» THE PROBLEM
Write out the records below word for word, please.

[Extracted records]
──────────────────────────────

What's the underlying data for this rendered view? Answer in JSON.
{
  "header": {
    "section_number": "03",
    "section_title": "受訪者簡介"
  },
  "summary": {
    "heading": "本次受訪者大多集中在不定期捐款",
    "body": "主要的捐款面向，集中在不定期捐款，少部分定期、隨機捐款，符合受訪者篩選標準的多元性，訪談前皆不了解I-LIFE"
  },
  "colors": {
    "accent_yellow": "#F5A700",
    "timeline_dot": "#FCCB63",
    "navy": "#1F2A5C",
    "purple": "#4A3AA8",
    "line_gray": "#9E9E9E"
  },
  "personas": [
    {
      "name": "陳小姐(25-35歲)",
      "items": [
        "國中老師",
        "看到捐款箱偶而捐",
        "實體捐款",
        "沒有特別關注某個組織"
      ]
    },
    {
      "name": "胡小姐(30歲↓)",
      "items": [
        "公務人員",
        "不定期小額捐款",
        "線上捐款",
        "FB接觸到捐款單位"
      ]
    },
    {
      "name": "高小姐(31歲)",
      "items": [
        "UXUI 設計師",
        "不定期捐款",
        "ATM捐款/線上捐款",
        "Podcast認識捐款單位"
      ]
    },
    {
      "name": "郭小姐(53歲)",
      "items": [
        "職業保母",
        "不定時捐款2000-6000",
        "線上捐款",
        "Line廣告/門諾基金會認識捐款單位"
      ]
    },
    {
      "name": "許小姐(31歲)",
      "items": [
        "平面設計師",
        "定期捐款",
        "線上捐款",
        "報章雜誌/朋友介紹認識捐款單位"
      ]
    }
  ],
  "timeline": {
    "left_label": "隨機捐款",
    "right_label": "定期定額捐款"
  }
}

──────────────────────────────

» COMPLETE ANSWER
What's the underlying data for this rendered view? Answer in JSON.
{
  "header": {
    "section_number": "03",
    "section_title": "受訪者簡介"
  },
  "summary": {
    "heading": "本次受訪者大多集中在不定期捐款",
    "body": "主要的捐款面向，集中在不定期捐款，少部分定期、隨機捐款，符合受訪者篩選標準的多元性，訪談前皆不了解I-LIFE"
  },
  "colors": {
    "accent_yellow": "#F5A700",
    "timeline_dot": "#FCCB63",
    "navy": "#1F2A5C",
    "purple": "#4A3AA8",
    "line_gray": "#9E9E9E"
  },
  "personas": [
    {
      "name": "陳小姐(25-35歲)",
      "items": [
        "國中老師",
        "看到捐款箱偶而捐",
        "實體捐款",
        "沒有特別關注某個組織"
      ]
    },
    {
      "name": "胡小姐(30歲↓)",
      "items": [
        "公務人員",
        "不定期小額捐款",
        "線上捐款",
        "FB接觸到捐款單位"
      ]
    },
    {
      "name": "高小姐(31歲)",
      "items": [
        "UXUI 設計師",
        "不定期捐款",
        "ATM捐款/線上捐款",
        "Podcast認識捐款單位"
      ]
    },
    {
      "name": "郭小姐(53歲)",
      "items": [
        "職業保母",
        "不定時捐款2000-6000",
        "線上捐款",
        "Line廣告/門諾基金會認識捐款單位"
      ]
    },
    {
      "name": "許小姐(31歲)",
      "items": [
        "平面設計師",
        "定期捐款",
        "線上捐款",
        "報章雜誌/朋友介紹認識捐款單位"
      ]
    }
  ],
  "timeline": {
    "left_label": "隨機捐款",
    "right_label": "定期定額捐款"
  }
}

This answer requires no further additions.